**Set task:** Extract every line from the records below that contains the word "SEGÚN".

**Available records:**
★ ★ ★ ★ ★ ★ ★
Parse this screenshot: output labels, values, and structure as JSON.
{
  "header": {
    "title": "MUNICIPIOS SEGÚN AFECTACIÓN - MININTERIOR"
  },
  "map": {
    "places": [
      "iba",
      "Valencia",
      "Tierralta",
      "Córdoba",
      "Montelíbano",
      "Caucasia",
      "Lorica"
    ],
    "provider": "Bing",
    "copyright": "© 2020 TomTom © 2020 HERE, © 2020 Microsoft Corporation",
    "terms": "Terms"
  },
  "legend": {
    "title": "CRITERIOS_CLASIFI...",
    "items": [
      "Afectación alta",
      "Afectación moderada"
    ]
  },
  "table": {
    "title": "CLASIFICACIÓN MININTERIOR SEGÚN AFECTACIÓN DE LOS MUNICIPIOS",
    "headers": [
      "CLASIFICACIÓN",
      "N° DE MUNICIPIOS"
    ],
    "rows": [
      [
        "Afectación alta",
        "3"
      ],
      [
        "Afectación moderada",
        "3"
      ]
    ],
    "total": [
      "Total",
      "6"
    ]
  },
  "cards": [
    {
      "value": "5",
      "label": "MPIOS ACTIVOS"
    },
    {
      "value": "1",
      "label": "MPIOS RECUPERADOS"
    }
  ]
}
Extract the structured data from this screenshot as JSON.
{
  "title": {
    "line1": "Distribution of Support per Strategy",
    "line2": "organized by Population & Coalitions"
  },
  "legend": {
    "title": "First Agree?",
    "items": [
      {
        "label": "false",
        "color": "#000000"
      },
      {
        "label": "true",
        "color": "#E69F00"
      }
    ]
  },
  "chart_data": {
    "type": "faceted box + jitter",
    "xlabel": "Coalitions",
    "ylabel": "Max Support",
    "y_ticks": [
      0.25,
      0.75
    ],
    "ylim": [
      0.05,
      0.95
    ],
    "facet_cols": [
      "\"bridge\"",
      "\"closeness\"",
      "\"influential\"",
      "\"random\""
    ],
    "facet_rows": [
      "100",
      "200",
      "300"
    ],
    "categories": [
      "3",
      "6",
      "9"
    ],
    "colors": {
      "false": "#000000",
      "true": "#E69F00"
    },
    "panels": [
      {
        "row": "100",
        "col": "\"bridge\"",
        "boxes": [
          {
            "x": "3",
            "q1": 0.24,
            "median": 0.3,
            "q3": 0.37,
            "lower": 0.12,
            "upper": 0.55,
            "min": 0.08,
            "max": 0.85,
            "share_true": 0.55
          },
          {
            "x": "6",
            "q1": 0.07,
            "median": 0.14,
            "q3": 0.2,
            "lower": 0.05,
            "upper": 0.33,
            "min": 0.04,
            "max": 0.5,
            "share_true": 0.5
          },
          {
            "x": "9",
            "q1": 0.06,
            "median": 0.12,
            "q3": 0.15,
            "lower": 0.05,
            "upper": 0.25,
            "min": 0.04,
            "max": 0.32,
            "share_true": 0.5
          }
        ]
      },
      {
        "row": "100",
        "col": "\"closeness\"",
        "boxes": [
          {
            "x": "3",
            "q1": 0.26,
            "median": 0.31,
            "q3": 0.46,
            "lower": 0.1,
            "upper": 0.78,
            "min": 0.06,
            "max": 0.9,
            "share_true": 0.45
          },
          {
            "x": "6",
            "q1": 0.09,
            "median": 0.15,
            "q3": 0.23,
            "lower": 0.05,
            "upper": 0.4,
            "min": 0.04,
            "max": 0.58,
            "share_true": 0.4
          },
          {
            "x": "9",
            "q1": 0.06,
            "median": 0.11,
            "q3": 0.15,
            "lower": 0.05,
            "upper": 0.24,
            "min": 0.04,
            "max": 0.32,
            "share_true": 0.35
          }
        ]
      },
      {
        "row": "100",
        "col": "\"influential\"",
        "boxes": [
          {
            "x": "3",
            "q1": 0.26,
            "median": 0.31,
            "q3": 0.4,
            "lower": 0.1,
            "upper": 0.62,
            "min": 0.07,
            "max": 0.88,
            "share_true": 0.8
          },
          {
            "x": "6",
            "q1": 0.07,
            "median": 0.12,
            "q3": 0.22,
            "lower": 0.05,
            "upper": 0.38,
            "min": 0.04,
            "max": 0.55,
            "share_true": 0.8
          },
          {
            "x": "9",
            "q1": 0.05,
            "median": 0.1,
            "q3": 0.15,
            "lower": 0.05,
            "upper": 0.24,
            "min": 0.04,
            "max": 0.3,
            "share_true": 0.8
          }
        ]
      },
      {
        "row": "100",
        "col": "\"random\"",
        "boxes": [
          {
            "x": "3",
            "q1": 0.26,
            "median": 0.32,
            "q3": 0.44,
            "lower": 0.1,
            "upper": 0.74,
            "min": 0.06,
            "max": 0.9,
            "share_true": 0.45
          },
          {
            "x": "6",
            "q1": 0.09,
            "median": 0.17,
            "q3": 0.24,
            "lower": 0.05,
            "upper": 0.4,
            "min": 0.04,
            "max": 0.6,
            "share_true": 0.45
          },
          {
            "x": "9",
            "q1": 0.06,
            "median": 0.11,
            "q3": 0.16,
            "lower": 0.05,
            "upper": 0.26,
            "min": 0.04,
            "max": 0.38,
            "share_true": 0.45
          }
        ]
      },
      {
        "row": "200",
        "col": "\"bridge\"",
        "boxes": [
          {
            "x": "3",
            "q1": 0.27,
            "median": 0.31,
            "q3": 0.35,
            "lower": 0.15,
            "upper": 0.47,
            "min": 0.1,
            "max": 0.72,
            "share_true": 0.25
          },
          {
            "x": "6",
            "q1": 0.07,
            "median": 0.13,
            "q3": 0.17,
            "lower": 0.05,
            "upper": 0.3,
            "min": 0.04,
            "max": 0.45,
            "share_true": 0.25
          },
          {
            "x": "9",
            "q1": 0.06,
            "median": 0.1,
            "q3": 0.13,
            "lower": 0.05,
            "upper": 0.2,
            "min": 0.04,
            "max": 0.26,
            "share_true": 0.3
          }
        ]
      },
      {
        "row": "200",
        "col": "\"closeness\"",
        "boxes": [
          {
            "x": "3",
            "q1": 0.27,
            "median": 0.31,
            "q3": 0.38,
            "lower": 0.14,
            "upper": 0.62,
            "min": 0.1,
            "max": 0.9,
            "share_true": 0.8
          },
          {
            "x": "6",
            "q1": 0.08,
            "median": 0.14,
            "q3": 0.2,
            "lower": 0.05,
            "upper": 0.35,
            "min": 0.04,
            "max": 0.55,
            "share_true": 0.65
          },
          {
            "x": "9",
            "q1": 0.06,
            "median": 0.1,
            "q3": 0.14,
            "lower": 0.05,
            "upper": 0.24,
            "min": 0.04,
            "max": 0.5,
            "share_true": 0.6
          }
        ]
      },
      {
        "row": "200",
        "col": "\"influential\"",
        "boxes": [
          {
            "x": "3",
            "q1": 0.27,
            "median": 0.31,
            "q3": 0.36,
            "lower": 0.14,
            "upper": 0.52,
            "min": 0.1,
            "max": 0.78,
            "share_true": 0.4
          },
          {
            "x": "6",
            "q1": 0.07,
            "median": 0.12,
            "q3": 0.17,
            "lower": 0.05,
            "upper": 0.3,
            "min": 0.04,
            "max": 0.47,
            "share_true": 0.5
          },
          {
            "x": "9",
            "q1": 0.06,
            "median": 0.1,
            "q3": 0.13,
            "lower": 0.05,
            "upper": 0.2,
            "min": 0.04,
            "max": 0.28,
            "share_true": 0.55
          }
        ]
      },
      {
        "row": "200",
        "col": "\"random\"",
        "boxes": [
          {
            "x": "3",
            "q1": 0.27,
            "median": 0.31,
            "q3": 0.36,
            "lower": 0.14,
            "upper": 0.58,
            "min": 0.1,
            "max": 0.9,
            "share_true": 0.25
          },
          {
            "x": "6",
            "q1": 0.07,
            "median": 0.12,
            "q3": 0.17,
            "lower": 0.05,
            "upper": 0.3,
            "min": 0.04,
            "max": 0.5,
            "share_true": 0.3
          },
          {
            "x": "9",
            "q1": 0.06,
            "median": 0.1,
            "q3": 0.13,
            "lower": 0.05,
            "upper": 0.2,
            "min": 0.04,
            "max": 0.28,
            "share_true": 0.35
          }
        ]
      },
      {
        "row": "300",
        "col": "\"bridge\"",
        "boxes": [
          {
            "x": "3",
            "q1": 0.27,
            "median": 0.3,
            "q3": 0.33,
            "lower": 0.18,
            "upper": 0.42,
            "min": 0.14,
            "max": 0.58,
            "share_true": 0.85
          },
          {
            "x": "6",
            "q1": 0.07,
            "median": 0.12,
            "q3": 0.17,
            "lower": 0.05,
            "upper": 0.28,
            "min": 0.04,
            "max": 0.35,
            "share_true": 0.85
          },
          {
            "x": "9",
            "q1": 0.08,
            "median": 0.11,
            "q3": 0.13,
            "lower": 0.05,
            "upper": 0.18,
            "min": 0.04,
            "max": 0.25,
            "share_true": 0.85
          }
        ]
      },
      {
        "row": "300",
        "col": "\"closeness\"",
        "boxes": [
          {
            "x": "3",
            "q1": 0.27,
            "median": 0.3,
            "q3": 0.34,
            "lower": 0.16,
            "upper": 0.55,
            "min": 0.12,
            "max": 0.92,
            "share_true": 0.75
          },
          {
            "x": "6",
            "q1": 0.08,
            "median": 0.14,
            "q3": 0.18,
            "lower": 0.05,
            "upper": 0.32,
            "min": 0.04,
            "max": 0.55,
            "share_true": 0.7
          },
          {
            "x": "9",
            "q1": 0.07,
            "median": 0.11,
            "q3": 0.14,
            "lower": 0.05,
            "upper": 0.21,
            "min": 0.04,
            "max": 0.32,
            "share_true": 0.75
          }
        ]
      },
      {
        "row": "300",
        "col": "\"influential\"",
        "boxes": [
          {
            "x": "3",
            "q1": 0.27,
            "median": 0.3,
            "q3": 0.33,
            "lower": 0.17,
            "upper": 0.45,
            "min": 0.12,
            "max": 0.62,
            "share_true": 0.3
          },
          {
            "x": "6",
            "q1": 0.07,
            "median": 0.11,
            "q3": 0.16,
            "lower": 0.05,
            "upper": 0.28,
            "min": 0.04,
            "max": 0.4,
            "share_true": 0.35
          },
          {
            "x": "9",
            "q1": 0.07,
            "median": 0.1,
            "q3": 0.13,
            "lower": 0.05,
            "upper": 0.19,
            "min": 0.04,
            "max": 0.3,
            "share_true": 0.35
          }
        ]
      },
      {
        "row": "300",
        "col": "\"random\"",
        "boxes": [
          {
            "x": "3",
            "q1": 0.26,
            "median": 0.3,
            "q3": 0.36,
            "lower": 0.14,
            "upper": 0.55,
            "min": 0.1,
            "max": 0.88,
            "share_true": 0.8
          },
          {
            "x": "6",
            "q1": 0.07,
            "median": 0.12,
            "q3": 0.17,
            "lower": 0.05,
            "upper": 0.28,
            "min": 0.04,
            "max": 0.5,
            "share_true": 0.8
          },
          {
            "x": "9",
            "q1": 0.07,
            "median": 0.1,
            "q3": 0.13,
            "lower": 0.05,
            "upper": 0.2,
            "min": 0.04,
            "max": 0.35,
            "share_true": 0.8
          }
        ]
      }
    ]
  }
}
★ ★ ★ ★ ★ ★ ★
**Response:**
    "title": "MUNICIPIOS SEGÚN AFECTACIÓN - MININTERIOR"
    "title": "CLASIFICACIÓN MININTERIOR SEGÚN AFECTACIÓN DE LOS MUNICIPIOS",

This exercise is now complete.